→ **Stated task**: Transcribe the material in full, exactly as written.

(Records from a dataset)
========
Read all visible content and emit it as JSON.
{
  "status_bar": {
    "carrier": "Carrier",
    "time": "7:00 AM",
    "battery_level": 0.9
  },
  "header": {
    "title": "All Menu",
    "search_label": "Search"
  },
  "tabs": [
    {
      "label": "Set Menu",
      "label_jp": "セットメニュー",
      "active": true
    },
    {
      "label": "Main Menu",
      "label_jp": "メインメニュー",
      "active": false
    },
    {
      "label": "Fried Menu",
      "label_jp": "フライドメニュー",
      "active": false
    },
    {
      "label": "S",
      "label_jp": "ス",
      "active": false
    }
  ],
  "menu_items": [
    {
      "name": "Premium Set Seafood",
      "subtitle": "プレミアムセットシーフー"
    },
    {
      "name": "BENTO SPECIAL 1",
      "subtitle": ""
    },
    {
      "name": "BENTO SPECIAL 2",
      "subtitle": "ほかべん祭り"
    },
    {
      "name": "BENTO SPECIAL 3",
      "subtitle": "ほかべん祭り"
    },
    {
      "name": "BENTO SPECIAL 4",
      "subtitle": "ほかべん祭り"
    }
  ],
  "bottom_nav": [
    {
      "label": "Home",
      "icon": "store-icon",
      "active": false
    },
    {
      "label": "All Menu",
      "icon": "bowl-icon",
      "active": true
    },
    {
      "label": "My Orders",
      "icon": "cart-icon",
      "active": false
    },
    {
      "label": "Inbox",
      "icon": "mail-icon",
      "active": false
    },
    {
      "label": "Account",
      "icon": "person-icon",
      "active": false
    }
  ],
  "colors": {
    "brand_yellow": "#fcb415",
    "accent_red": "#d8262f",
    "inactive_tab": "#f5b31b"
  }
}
========
→ **Reply to the task**:
Read all visible content and emit it as JSON.
{
  "status_bar": {
    "carrier": "Carrier",
    "time": "7:00 AM",
    "battery_level": 0.9
  },
  "header": {
    "title": "All Menu",
    "search_label": "Search"
  },
  "tabs": [
    {
      "label": "Set Menu",
      "label_jp": "セットメニュー",
      "active": true
    },
    {
      "label": "Main Menu",
      "label_jp": "メインメニュー",
      "active": false
    },
    {
      "label": "Fried Menu",
      "label_jp": "フライドメニュー",
      "active": false
    },
    {
      "label": "S",
      "label_jp": "ス",
      "active": false
    }
  ],
  "menu_items": [
    {
      "name": "Premium Set Seafood",
      "subtitle": "プレミアムセットシーフー"
    },
    {
      "name": "BENTO SPECIAL 1",
      "subtitle": ""
    },
    {
      "name": "BENTO SPECIAL 2",
      "subtitle": "ほかべん祭り"
    },
    {
      "name": "BENTO SPECIAL 3",
      "subtitle": "ほかべん祭り"
    },
    {
      "name": "BENTO SPECIAL 4",
      "subtitle": "ほかべん祭り"
    }
  ],
  "bottom_nav": [
    {
      "label": "Home",
      "icon": "store-icon",
      "active": false
    },
    {
      "label": "All Menu",
      "icon": "bowl-icon",
      "active": true
    },
    {
      "label": "My Orders",
      "icon": "cart-icon",
      "active": false
    },
    {
      "label": "Inbox",
      "icon": "mail-icon",
      "active": false
    },
    {
      "label": "Account",
      "icon": "person-icon",
      "active": false
    }
  ],
  "colors": {
    "brand_yellow": "#fcb415",
    "accent_red": "#d8262f",
    "inactive_tab": "#f5b31b"
  }
}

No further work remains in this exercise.